_EXERCISE DESCRIPTION_:
Determine the number of lines containing the word "vill", and state that figure alone.

(A run of records)

:::

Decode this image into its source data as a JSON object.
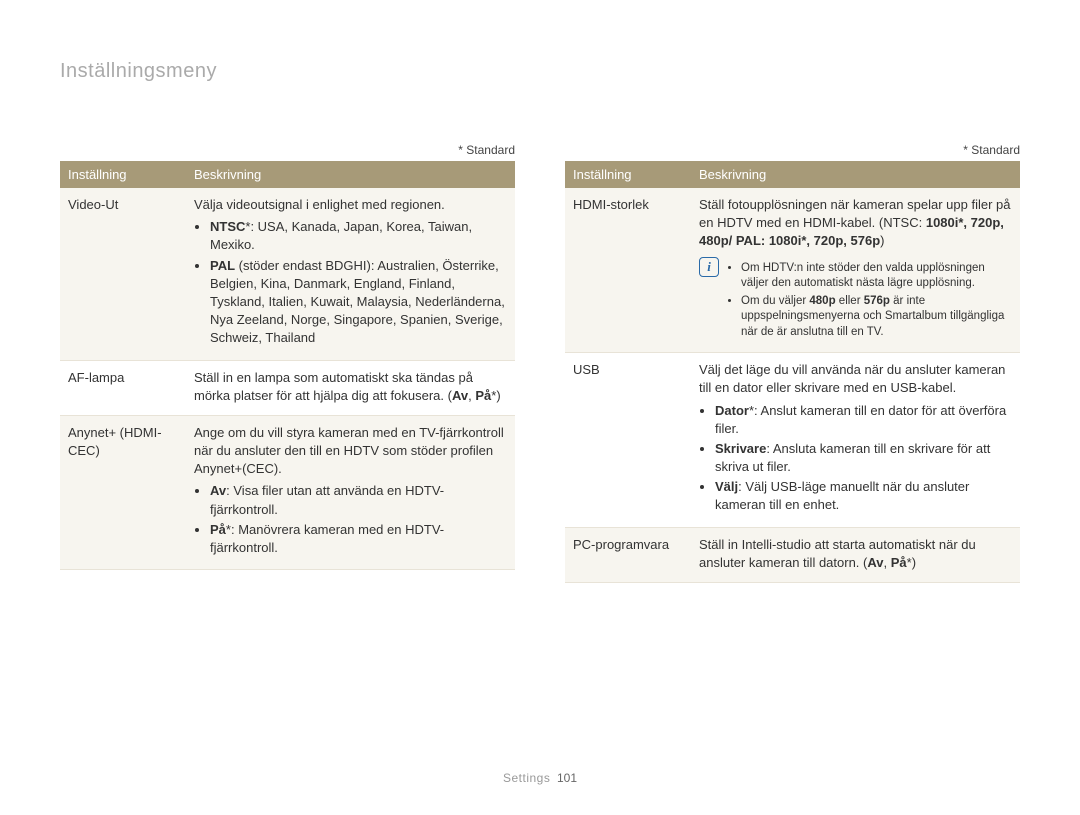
{
  "pageTitle": "Inställningsmeny",
  "standardLabel": "* Standard",
  "headers": {
    "setting": "Inställning",
    "description": "Beskrivning"
  },
  "left": {
    "videoOut": {
      "label": "Video-Ut",
      "intro": "Välja videoutsignal i enlighet med regionen.",
      "ntsc_label": "NTSC",
      "ntsc_text": "*: USA, Kanada, Japan, Korea, Taiwan, Mexiko.",
      "pal_label": "PAL",
      "pal_text": " (stöder endast BDGHI): Australien, Österrike, Belgien, Kina, Danmark, England, Finland, Tyskland, Italien, Kuwait, Malaysia, Nederländerna, Nya Zeeland, Norge, Singapore, Spanien, Sverige, Schweiz, Thailand"
    },
    "afLamp": {
      "label": "AF-lampa",
      "text": "Ställ in en lampa som automatiskt ska tändas på mörka platser för att hjälpa dig att fokusera. ",
      "options_pre": "(",
      "opt1": "Av",
      "sep": ", ",
      "opt2": "På",
      "options_post": "*)"
    },
    "anynet": {
      "label": "Anynet+ (HDMI-CEC)",
      "intro": "Ange om du vill styra kameran med en TV-fjärrkontroll när du ansluter den till en HDTV som stöder profilen Anynet+(CEC).",
      "off_label": "Av",
      "off_text": ": Visa filer utan att använda en HDTV-fjärrkontroll.",
      "on_label": "På",
      "on_text": "*: Manövrera kameran med en HDTV-fjärrkontroll."
    }
  },
  "right": {
    "hdmiSize": {
      "label": "HDMI-storlek",
      "text1": "Ställ fotoupplösningen när kameran spelar upp filer på en HDTV med en HDMI-kabel. (NTSC: ",
      "opts": "1080i*, 720p, 480p/ PAL: 1080i*, 720p, 576p",
      "text2": ")",
      "note1": "Om HDTV:n inte stöder den valda upplösningen väljer den automatiskt nästa lägre upplösning.",
      "note2a": "Om du väljer ",
      "note2b": "480p",
      "note2c": " eller ",
      "note2d": "576p",
      "note2e": " är inte uppspelningsmenyerna och Smartalbum tillgängliga när de är anslutna till en TV."
    },
    "usb": {
      "label": "USB",
      "intro": "Välj det läge du vill använda när du ansluter kameran till en dator eller skrivare med en USB-kabel.",
      "dator_label": "Dator",
      "dator_text": "*: Anslut kameran till en dator för att överföra filer.",
      "skrivare_label": "Skrivare",
      "skrivare_text": ": Ansluta kameran till en skrivare för att skriva ut filer.",
      "valj_label": "Välj",
      "valj_text": ": Välj USB-läge manuellt när du ansluter kameran till en enhet."
    },
    "pcSoftware": {
      "label": "PC-programvara",
      "text": "Ställ in Intelli-studio att starta automatiskt när du ansluter kameran till datorn. (",
      "opt1": "Av",
      "sep": ", ",
      "opt2": "På",
      "post": "*)"
    }
  },
  "footer": {
    "section": "Settings",
    "page": "101"
  }
}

:::

_ANSWER TO THE TASK_:
2